• _Problem requirements_
Among the records below, find each line that includes the string "screenshot" and copy it.

• _Recorded data_

====

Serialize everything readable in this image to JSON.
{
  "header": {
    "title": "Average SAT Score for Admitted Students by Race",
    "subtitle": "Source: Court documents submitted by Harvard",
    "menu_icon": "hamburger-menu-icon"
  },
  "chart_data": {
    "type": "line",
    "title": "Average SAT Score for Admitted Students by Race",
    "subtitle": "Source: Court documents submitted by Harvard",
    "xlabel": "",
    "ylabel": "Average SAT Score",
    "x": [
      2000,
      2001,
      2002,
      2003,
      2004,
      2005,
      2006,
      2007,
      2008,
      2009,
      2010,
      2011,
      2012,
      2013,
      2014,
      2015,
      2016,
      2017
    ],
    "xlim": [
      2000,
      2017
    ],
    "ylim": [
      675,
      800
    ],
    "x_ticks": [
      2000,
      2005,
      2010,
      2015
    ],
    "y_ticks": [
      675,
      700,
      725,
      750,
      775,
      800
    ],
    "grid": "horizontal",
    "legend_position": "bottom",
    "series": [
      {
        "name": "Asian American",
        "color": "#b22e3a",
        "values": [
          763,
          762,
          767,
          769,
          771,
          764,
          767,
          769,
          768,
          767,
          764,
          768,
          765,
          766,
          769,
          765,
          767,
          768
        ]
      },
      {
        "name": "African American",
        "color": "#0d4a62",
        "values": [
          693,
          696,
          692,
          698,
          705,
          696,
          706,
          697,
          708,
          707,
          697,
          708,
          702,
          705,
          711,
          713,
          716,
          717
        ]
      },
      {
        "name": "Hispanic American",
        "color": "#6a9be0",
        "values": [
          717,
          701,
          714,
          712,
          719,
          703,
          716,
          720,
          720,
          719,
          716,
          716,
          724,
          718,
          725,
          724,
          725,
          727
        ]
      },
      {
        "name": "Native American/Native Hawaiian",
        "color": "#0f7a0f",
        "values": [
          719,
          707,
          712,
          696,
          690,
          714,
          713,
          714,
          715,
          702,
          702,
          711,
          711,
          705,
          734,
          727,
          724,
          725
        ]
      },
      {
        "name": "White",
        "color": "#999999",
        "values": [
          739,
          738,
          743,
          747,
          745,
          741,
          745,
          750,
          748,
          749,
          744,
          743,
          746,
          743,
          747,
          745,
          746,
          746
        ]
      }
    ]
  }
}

====

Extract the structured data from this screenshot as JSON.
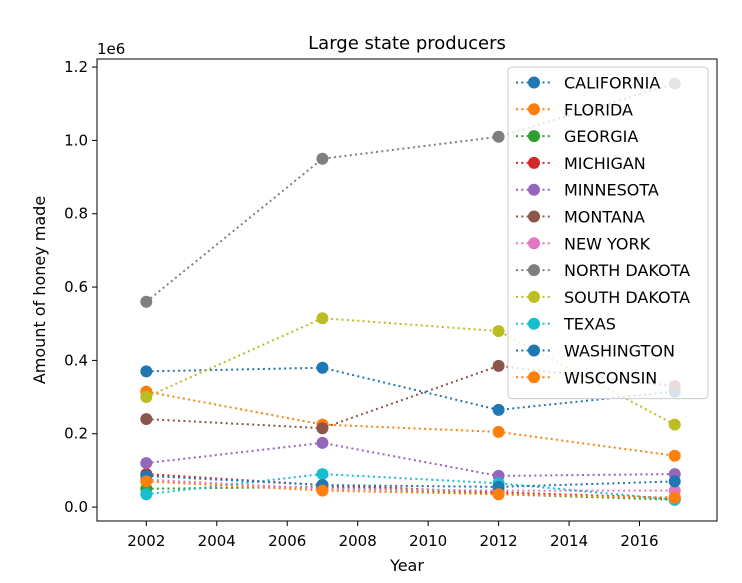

====

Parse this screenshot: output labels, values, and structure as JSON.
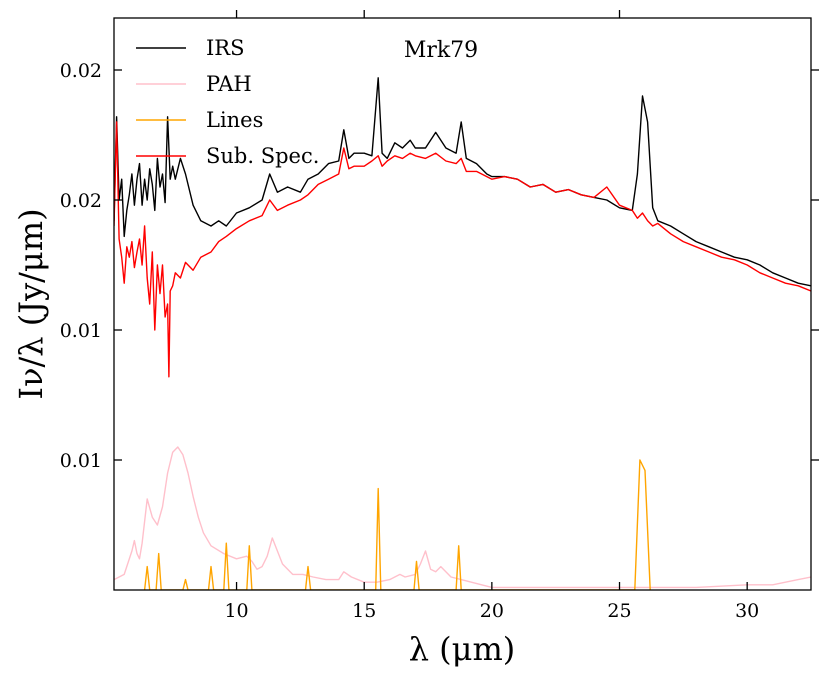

====

• _Solution below_
Extract the structured data from this screenshot as JSON.
Parse this screenshot: output labels, values, and structure as JSON.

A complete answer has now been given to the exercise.